## The task
Make an exact copy of all the material below, apart from the pictures.

## Records supplied
◆ ◆ ◆
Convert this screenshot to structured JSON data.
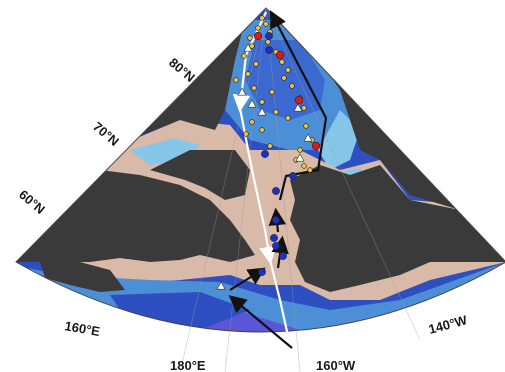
{
  "map": {
    "projection_labels": {
      "lat_80": "80°N",
      "lat_70": "70°N",
      "lat_60": "60°N",
      "lon_160e": "160°E",
      "lon_180": "180°E",
      "lon_160w": "160°W",
      "lon_140w": "140°W"
    },
    "colors": {
      "land": "#3a3a3a",
      "shelf": "#d9b9a8",
      "shallow": "#86c6e8",
      "mid": "#4d8fd6",
      "deep": "#2e4fc2",
      "abyss": "#5a56d8",
      "track_white": "#ffffff",
      "track_black": "#111111",
      "station_red": "#e01818",
      "station_blue": "#1d2fc8",
      "station_small": "#e9c23a",
      "station_triangle": "#ffffff"
    },
    "legend_items": []
  }
}
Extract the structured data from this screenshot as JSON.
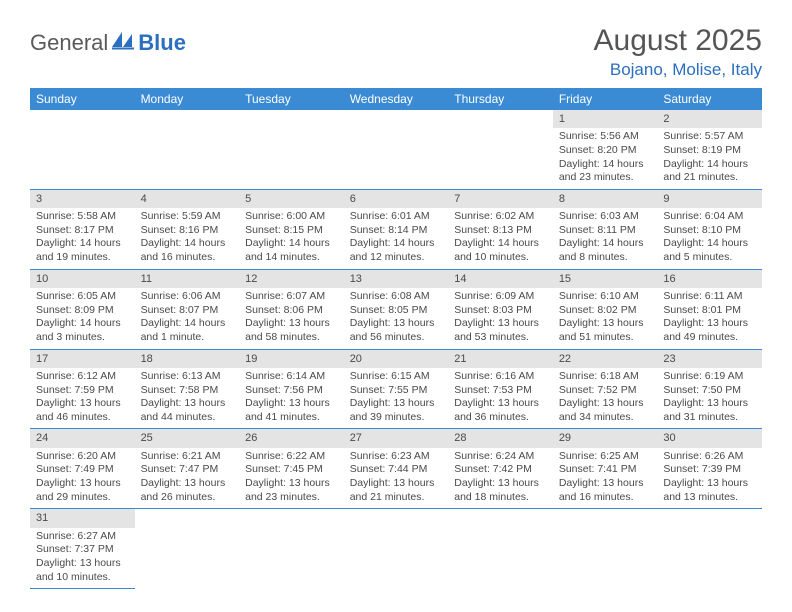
{
  "logo": {
    "text1": "General",
    "text2": "Blue"
  },
  "title": "August 2025",
  "location": "Bojano, Molise, Italy",
  "colors": {
    "headerBg": "#3b8bd4",
    "accent": "#2b6fbf",
    "daynumBg": "#e4e4e4"
  },
  "weekdays": [
    "Sunday",
    "Monday",
    "Tuesday",
    "Wednesday",
    "Thursday",
    "Friday",
    "Saturday"
  ],
  "weeks": [
    [
      null,
      null,
      null,
      null,
      null,
      {
        "n": "1",
        "sr": "5:56 AM",
        "ss": "8:20 PM",
        "dl": "14 hours and 23 minutes."
      },
      {
        "n": "2",
        "sr": "5:57 AM",
        "ss": "8:19 PM",
        "dl": "14 hours and 21 minutes."
      }
    ],
    [
      {
        "n": "3",
        "sr": "5:58 AM",
        "ss": "8:17 PM",
        "dl": "14 hours and 19 minutes."
      },
      {
        "n": "4",
        "sr": "5:59 AM",
        "ss": "8:16 PM",
        "dl": "14 hours and 16 minutes."
      },
      {
        "n": "5",
        "sr": "6:00 AM",
        "ss": "8:15 PM",
        "dl": "14 hours and 14 minutes."
      },
      {
        "n": "6",
        "sr": "6:01 AM",
        "ss": "8:14 PM",
        "dl": "14 hours and 12 minutes."
      },
      {
        "n": "7",
        "sr": "6:02 AM",
        "ss": "8:13 PM",
        "dl": "14 hours and 10 minutes."
      },
      {
        "n": "8",
        "sr": "6:03 AM",
        "ss": "8:11 PM",
        "dl": "14 hours and 8 minutes."
      },
      {
        "n": "9",
        "sr": "6:04 AM",
        "ss": "8:10 PM",
        "dl": "14 hours and 5 minutes."
      }
    ],
    [
      {
        "n": "10",
        "sr": "6:05 AM",
        "ss": "8:09 PM",
        "dl": "14 hours and 3 minutes."
      },
      {
        "n": "11",
        "sr": "6:06 AM",
        "ss": "8:07 PM",
        "dl": "14 hours and 1 minute."
      },
      {
        "n": "12",
        "sr": "6:07 AM",
        "ss": "8:06 PM",
        "dl": "13 hours and 58 minutes."
      },
      {
        "n": "13",
        "sr": "6:08 AM",
        "ss": "8:05 PM",
        "dl": "13 hours and 56 minutes."
      },
      {
        "n": "14",
        "sr": "6:09 AM",
        "ss": "8:03 PM",
        "dl": "13 hours and 53 minutes."
      },
      {
        "n": "15",
        "sr": "6:10 AM",
        "ss": "8:02 PM",
        "dl": "13 hours and 51 minutes."
      },
      {
        "n": "16",
        "sr": "6:11 AM",
        "ss": "8:01 PM",
        "dl": "13 hours and 49 minutes."
      }
    ],
    [
      {
        "n": "17",
        "sr": "6:12 AM",
        "ss": "7:59 PM",
        "dl": "13 hours and 46 minutes."
      },
      {
        "n": "18",
        "sr": "6:13 AM",
        "ss": "7:58 PM",
        "dl": "13 hours and 44 minutes."
      },
      {
        "n": "19",
        "sr": "6:14 AM",
        "ss": "7:56 PM",
        "dl": "13 hours and 41 minutes."
      },
      {
        "n": "20",
        "sr": "6:15 AM",
        "ss": "7:55 PM",
        "dl": "13 hours and 39 minutes."
      },
      {
        "n": "21",
        "sr": "6:16 AM",
        "ss": "7:53 PM",
        "dl": "13 hours and 36 minutes."
      },
      {
        "n": "22",
        "sr": "6:18 AM",
        "ss": "7:52 PM",
        "dl": "13 hours and 34 minutes."
      },
      {
        "n": "23",
        "sr": "6:19 AM",
        "ss": "7:50 PM",
        "dl": "13 hours and 31 minutes."
      }
    ],
    [
      {
        "n": "24",
        "sr": "6:20 AM",
        "ss": "7:49 PM",
        "dl": "13 hours and 29 minutes."
      },
      {
        "n": "25",
        "sr": "6:21 AM",
        "ss": "7:47 PM",
        "dl": "13 hours and 26 minutes."
      },
      {
        "n": "26",
        "sr": "6:22 AM",
        "ss": "7:45 PM",
        "dl": "13 hours and 23 minutes."
      },
      {
        "n": "27",
        "sr": "6:23 AM",
        "ss": "7:44 PM",
        "dl": "13 hours and 21 minutes."
      },
      {
        "n": "28",
        "sr": "6:24 AM",
        "ss": "7:42 PM",
        "dl": "13 hours and 18 minutes."
      },
      {
        "n": "29",
        "sr": "6:25 AM",
        "ss": "7:41 PM",
        "dl": "13 hours and 16 minutes."
      },
      {
        "n": "30",
        "sr": "6:26 AM",
        "ss": "7:39 PM",
        "dl": "13 hours and 13 minutes."
      }
    ],
    [
      {
        "n": "31",
        "sr": "6:27 AM",
        "ss": "7:37 PM",
        "dl": "13 hours and 10 minutes."
      },
      null,
      null,
      null,
      null,
      null,
      null
    ]
  ],
  "labels": {
    "sunrise": "Sunrise: ",
    "sunset": "Sunset: ",
    "daylight": "Daylight: "
  }
}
◆ ◆ ◆
## Finished exercise
Convert this screenshot to structured JSON data.
{
  "map": {
    "projection_labels": {
      "lat_80": "80°N",
      "lat_70": "70°N",
      "lat_60": "60°N",
      "lon_160e": "160°E",
      "lon_180": "180°E",
      "lon_160w": "160°W",
      "lon_140w": "140°W"
    },
    "colors": {
      "land": "#3a3a3a",
      "shelf": "#d9b9a8",
      "shallow": "#86c6e8",
      "mid": "#4d8fd6",
      "deep": "#2e4fc2",
      "abyss": "#5a56d8",
      "track_white": "#ffffff",
      "track_black": "#111111",
      "station_red": "#e01818",
      "station_blue": "#1d2fc8",
      "station_small": "#e9c23a",
      "station_triangle": "#ffffff"
    },
    "legend_items": []
  }
}
Extract the structured data from this screenshot as JSON.
{
  "logo": {
    "text1": "General",
    "text2": "Blue"
  },
  "title": "August 2025",
  "location": "Bojano, Molise, Italy",
  "colors": {
    "headerBg": "#3b8bd4",
    "accent": "#2b6fbf",
    "daynumBg": "#e4e4e4"
  },
  "weekdays": [
    "Sunday",
    "Monday",
    "Tuesday",
    "Wednesday",
    "Thursday",
    "Friday",
    "Saturday"
  ],
  "weeks": [
    [
      null,
      null,
      null,
      null,
      null,
      {
        "n": "1",
        "sr": "5:56 AM",
        "ss": "8:20 PM",
        "dl": "14 hours and 23 minutes."
      },
      {
        "n": "2",
        "sr": "5:57 AM",
        "ss": "8:19 PM",
        "dl": "14 hours and 21 minutes."
      }
    ],
    [
      {
        "n": "3",
        "sr": "5:58 AM",
        "ss": "8:17 PM",
        "dl": "14 hours and 19 minutes."
      },
      {
        "n": "4",
        "sr": "5:59 AM",
        "ss": "8:16 PM",
        "dl": "14 hours and 16 minutes."
      },
      {
        "n": "5",
        "sr": "6:00 AM",
        "ss": "8:15 PM",
        "dl": "14 hours and 14 minutes."
      },
      {
        "n": "6",
        "sr": "6:01 AM",
        "ss": "8:14 PM",
        "dl": "14 hours and 12 minutes."
      },
      {
        "n": "7",
        "sr": "6:02 AM",
        "ss": "8:13 PM",
        "dl": "14 hours and 10 minutes."
      },
      {
        "n": "8",
        "sr": "6:03 AM",
        "ss": "8:11 PM",
        "dl": "14 hours and 8 minutes."
      },
      {
        "n": "9",
        "sr": "6:04 AM",
        "ss": "8:10 PM",
        "dl": "14 hours and 5 minutes."
      }
    ],
    [
      {
        "n": "10",
        "sr": "6:05 AM",
        "ss": "8:09 PM",
        "dl": "14 hours and 3 minutes."
      },
      {
        "n": "11",
        "sr": "6:06 AM",
        "ss": "8:07 PM",
        "dl": "14 hours and 1 minute."
      },
      {
        "n": "12",
        "sr": "6:07 AM",
        "ss": "8:06 PM",
        "dl": "13 hours and 58 minutes."
      },
      {
        "n": "13",
        "sr": "6:08 AM",
        "ss": "8:05 PM",
        "dl": "13 hours and 56 minutes."
      },
      {
        "n": "14",
        "sr": "6:09 AM",
        "ss": "8:03 PM",
        "dl": "13 hours and 53 minutes."
      },
      {
        "n": "15",
        "sr": "6:10 AM",
        "ss": "8:02 PM",
        "dl": "13 hours and 51 minutes."
      },
      {
        "n": "16",
        "sr": "6:11 AM",
        "ss": "8:01 PM",
        "dl": "13 hours and 49 minutes."
      }
    ],
    [
      {
        "n": "17",
        "sr": "6:12 AM",
        "ss": "7:59 PM",
        "dl": "13 hours and 46 minutes."
      },
      {
        "n": "18",
        "sr": "6:13 AM",
        "ss": "7:58 PM",
        "dl": "13 hours and 44 minutes."
      },
      {
        "n": "19",
        "sr": "6:14 AM",
        "ss": "7:56 PM",
        "dl": "13 hours and 41 minutes."
      },
      {
        "n": "20",
        "sr": "6:15 AM",
        "ss": "7:55 PM",
        "dl": "13 hours and 39 minutes."
      },
      {
        "n": "21",
        "sr": "6:16 AM",
        "ss": "7:53 PM",
        "dl": "13 hours and 36 minutes."
      },
      {
        "n": "22",
        "sr": "6:18 AM",
        "ss": "7:52 PM",
        "dl": "13 hours and 34 minutes."
      },
      {
        "n": "23",
        "sr": "6:19 AM",
        "ss": "7:50 PM",
        "dl": "13 hours and 31 minutes."
      }
    ],
    [
      {
        "n": "24",
        "sr": "6:20 AM",
        "ss": "7:49 PM",
        "dl": "13 hours and 29 minutes."
      },
      {
        "n": "25",
        "sr": "6:21 AM",
        "ss": "7:47 PM",
        "dl": "13 hours and 26 minutes."
      },
      {
        "n": "26",
        "sr": "6:22 AM",
        "ss": "7:45 PM",
        "dl": "13 hours and 23 minutes."
      },
      {
        "n": "27",
        "sr": "6:23 AM",
        "ss": "7:44 PM",
        "dl": "13 hours and 21 minutes."
      },
      {
        "n": "28",
        "sr": "6:24 AM",
        "ss": "7:42 PM",
        "dl": "13 hours and 18 minutes."
      },
      {
        "n": "29",
        "sr": "6:25 AM",
        "ss": "7:41 PM",
        "dl": "13 hours and 16 minutes."
      },
      {
        "n": "30",
        "sr": "6:26 AM",
        "ss": "7:39 PM",
        "dl": "13 hours and 13 minutes."
      }
    ],
    [
      {
        "n": "31",
        "sr": "6:27 AM",
        "ss": "7:37 PM",
        "dl": "13 hours and 10 minutes."
      },
      null,
      null,
      null,
      null,
      null,
      null
    ]
  ],
  "labels": {
    "sunrise": "Sunrise: ",
    "sunset": "Sunset: ",
    "daylight": "Daylight: "
  }
}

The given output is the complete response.